### [GIVEN EXERCISE]
Below is a set of records; restate each one word for word.

Dataset items
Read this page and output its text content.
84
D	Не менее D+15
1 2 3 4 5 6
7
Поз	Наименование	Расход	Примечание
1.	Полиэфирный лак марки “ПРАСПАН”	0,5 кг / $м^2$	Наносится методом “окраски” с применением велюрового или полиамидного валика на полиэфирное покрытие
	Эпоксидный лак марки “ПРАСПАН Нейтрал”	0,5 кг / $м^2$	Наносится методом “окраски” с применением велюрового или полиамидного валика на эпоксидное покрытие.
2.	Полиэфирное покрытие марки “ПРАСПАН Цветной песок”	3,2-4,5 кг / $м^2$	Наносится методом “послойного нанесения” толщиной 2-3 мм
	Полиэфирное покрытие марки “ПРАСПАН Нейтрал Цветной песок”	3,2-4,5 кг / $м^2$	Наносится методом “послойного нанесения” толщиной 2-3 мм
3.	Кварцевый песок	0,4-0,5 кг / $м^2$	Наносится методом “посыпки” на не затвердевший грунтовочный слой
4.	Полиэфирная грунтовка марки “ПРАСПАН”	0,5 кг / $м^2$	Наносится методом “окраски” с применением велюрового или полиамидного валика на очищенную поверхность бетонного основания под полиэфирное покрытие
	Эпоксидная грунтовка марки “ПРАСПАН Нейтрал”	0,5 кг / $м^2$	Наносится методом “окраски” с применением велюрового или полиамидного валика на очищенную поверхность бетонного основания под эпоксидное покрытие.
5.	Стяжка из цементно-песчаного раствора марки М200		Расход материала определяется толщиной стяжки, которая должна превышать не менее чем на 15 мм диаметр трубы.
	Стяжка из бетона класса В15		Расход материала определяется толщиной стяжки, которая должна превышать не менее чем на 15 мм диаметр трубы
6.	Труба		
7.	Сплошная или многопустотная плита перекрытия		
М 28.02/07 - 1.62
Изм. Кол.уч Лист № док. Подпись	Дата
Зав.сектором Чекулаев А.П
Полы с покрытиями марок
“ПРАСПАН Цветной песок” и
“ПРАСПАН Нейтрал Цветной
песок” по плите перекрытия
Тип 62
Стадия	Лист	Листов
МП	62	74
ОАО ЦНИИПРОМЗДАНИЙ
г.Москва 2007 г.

### [FINISHED ANSWER]
Read this page and output its text content.
84
D	Не менее D+15
1 2 3 4 5 6
7
Поз	Наименование	Расход	Примечание
1.	Полиэфирный лак марки “ПРАСПАН”	0,5 кг / $м^2$	Наносится методом “окраски” с применением велюрового или полиамидного валика на полиэфирное покрытие
	Эпоксидный лак марки “ПРАСПАН Нейтрал”	0,5 кг / $м^2$	Наносится методом “окраски” с применением велюрового или полиамидного валика на эпоксидное покрытие.
2.	Полиэфирное покрытие марки “ПРАСПАН Цветной песок”	3,2-4,5 кг / $м^2$	Наносится методом “послойного нанесения” толщиной 2-3 мм
	Полиэфирное покрытие марки “ПРАСПАН Нейтрал Цветной песок”	3,2-4,5 кг / $м^2$	Наносится методом “послойного нанесения” толщиной 2-3 мм
3.	Кварцевый песок	0,4-0,5 кг / $м^2$	Наносится методом “посыпки” на не затвердевший грунтовочный слой
4.	Полиэфирная грунтовка марки “ПРАСПАН”	0,5 кг / $м^2$	Наносится методом “окраски” с применением велюрового или полиамидного валика на очищенную поверхность бетонного основания под полиэфирное покрытие
	Эпоксидная грунтовка марки “ПРАСПАН Нейтрал”	0,5 кг / $м^2$	Наносится методом “окраски” с применением велюрового или полиамидного валика на очищенную поверхность бетонного основания под эпоксидное покрытие.
5.	Стяжка из цементно-песчаного раствора марки М200		Расход материала определяется толщиной стяжки, которая должна превышать не менее чем на 15 мм диаметр трубы.
	Стяжка из бетона класса В15		Расход материала определяется толщиной стяжки, которая должна превышать не менее чем на 15 мм диаметр трубы
6.	Труба		
7.	Сплошная или многопустотная плита перекрытия		
М 28.02/07 - 1.62
Изм. Кол.уч Лист № док. Подпись	Дата
Зав.сектором Чекулаев А.П
Полы с покрытиями марок
“ПРАСПАН Цветной песок” и
“ПРАСПАН Нейтрал Цветной
песок” по плите перекрытия
Тип 62
Стадия	Лист	Листов
МП	62	74
ОАО ЦНИИПРОМЗДАНИЙ
г.Москва 2007 г.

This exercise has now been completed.